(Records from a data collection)
+ + + + + + +

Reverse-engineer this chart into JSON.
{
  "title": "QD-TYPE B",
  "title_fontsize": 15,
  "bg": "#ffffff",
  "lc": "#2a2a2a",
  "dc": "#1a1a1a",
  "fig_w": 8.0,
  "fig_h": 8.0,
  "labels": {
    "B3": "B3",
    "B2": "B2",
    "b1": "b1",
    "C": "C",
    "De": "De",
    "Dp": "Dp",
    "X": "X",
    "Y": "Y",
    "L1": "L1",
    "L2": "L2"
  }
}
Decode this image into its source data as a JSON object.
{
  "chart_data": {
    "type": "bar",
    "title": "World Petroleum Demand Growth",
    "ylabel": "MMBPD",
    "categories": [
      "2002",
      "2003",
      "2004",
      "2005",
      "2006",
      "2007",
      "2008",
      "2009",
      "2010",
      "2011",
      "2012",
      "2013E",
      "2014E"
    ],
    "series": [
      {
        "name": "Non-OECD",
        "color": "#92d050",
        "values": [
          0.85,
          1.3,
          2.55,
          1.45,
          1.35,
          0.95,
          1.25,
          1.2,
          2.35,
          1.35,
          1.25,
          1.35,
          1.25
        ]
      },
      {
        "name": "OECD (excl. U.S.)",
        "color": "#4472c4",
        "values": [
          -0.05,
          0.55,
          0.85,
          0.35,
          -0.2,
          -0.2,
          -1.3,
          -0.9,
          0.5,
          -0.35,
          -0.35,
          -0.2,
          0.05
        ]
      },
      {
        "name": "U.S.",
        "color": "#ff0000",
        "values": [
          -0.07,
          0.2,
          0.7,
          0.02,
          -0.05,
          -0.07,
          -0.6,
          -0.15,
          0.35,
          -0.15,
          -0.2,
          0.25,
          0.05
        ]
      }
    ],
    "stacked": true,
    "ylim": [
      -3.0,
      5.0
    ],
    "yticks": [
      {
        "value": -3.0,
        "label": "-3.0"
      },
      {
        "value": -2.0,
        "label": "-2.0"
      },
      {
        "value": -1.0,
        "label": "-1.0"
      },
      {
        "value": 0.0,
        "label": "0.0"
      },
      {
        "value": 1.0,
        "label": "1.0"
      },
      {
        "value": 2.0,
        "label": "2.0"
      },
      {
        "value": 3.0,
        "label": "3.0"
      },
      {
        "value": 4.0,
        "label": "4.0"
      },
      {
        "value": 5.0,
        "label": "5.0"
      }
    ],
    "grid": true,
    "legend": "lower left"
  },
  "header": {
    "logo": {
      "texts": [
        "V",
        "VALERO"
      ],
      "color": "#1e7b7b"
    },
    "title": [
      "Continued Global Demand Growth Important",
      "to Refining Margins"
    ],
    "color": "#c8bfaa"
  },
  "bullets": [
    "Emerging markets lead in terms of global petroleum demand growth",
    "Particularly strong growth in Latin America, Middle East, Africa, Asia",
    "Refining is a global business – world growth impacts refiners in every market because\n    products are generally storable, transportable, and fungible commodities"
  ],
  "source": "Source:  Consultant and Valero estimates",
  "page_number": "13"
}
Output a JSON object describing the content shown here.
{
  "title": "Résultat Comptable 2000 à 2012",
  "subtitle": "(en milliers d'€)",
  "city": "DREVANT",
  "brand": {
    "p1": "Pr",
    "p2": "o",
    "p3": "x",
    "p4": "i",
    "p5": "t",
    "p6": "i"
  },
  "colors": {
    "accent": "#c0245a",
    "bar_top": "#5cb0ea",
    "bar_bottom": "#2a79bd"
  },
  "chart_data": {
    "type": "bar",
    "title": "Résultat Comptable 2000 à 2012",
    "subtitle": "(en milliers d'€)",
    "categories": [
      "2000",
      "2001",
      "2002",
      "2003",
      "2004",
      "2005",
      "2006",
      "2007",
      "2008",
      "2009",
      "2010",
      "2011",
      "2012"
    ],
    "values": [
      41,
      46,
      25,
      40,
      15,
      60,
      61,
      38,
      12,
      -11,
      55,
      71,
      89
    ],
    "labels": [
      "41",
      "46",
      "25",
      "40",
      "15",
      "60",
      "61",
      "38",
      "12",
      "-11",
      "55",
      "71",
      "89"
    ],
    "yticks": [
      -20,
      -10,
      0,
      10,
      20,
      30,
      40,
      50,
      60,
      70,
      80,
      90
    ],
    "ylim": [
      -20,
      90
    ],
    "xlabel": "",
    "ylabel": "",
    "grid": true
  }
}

+ + + + + + +

### YOUR OBJECTIVE
Exactly reproduce every record.

### REPLY TO THE EXERCISE
Reverse-engineer this chart into JSON.
{
  "title": "QD-TYPE B",
  "title_fontsize": 15,
  "bg": "#ffffff",
  "lc": "#2a2a2a",
  "dc": "#1a1a1a",
  "fig_w": 8.0,
  "fig_h": 8.0,
  "labels": {
    "B3": "B3",
    "B2": "B2",
    "b1": "b1",
    "C": "C",
    "De": "De",
    "Dp": "Dp",
    "X": "X",
    "Y": "Y",
    "L1": "L1",
    "L2": "L2"
  }
}
Decode this image into its source data as a JSON object.
{
  "chart_data": {
    "type": "bar",
    "title": "World Petroleum Demand Growth",
    "ylabel": "MMBPD",
    "categories": [
      "2002",
      "2003",
      "2004",
      "2005",
      "2006",
      "2007",
      "2008",
      "2009",
      "2010",
      "2011",
      "2012",
      "2013E",
      "2014E"
    ],
    "series": [
      {
        "name": "Non-OECD",
        "color": "#92d050",
        "values": [
          0.85,
          1.3,
          2.55,
          1.45,
          1.35,
          0.95,
          1.25,
          1.2,
          2.35,
          1.35,
          1.25,
          1.35,
          1.25
        ]
      },
      {
        "name": "OECD (excl. U.S.)",
        "color": "#4472c4",
        "values": [
          -0.05,
          0.55,
          0.85,
          0.35,
          -0.2,
          -0.2,
          -1.3,
          -0.9,
          0.5,
          -0.35,
          -0.35,
          -0.2,
          0.05
        ]
      },
      {
        "name": "U.S.",
        "color": "#ff0000",
        "values": [
          -0.07,
          0.2,
          0.7,
          0.02,
          -0.05,
          -0.07,
          -0.6,
          -0.15,
          0.35,
          -0.15,
          -0.2,
          0.25,
          0.05
        ]
      }
    ],
    "stacked": true,
    "ylim": [
      -3.0,
      5.0
    ],
    "yticks": [
      {
        "value": -3.0,
        "label": "-3.0"
      },
      {
        "value": -2.0,
        "label": "-2.0"
      },
      {
        "value": -1.0,
        "label": "-1.0"
      },
      {
        "value": 0.0,
        "label": "0.0"
      },
      {
        "value": 1.0,
        "label": "1.0"
      },
      {
        "value": 2.0,
        "label": "2.0"
      },
      {
        "value": 3.0,
        "label": "3.0"
      },
      {
        "value": 4.0,
        "label": "4.0"
      },
      {
        "value": 5.0,
        "label": "5.0"
      }
    ],
    "grid": true,
    "legend": "lower left"
  },
  "header": {
    "logo": {
      "texts": [
        "V",
        "VALERO"
      ],
      "color": "#1e7b7b"
    },
    "title": [
      "Continued Global Demand Growth Important",
      "to Refining Margins"
    ],
    "color": "#c8bfaa"
  },
  "bullets": [
    "Emerging markets lead in terms of global petroleum demand growth",
    "Particularly strong growth in Latin America, Middle East, Africa, Asia",
    "Refining is a global business – world growth impacts refiners in every market because\n    products are generally storable, transportable, and fungible commodities"
  ],
  "source": "Source:  Consultant and Valero estimates",
  "page_number": "13"
}
Output a JSON object describing the content shown here.
{
  "title": "Résultat Comptable 2000 à 2012",
  "subtitle": "(en milliers d'€)",
  "city": "DREVANT",
  "brand": {
    "p1": "Pr",
    "p2": "o",
    "p3": "x",
    "p4": "i",
    "p5": "t",
    "p6": "i"
  },
  "colors": {
    "accent": "#c0245a",
    "bar_top": "#5cb0ea",
    "bar_bottom": "#2a79bd"
  },
  "chart_data": {
    "type": "bar",
    "title": "Résultat Comptable 2000 à 2012",
    "subtitle": "(en milliers d'€)",
    "categories": [
      "2000",
      "2001",
      "2002",
      "2003",
      "2004",
      "2005",
      "2006",
      "2007",
      "2008",
      "2009",
      "2010",
      "2011",
      "2012"
    ],
    "values": [
      41,
      46,
      25,
      40,
      15,
      60,
      61,
      38,
      12,
      -11,
      55,
      71,
      89
    ],
    "labels": [
      "41",
      "46",
      "25",
      "40",
      "15",
      "60",
      "61",
      "38",
      "12",
      "-11",
      "55",
      "71",
      "89"
    ],
    "yticks": [
      -20,
      -10,
      0,
      10,
      20,
      30,
      40,
      50,
      60,
      70,
      80,
      90
    ],
    "ylim": [
      -20,
      90
    ],
    "xlabel": "",
    "ylabel": "",
    "grid": true
  }
}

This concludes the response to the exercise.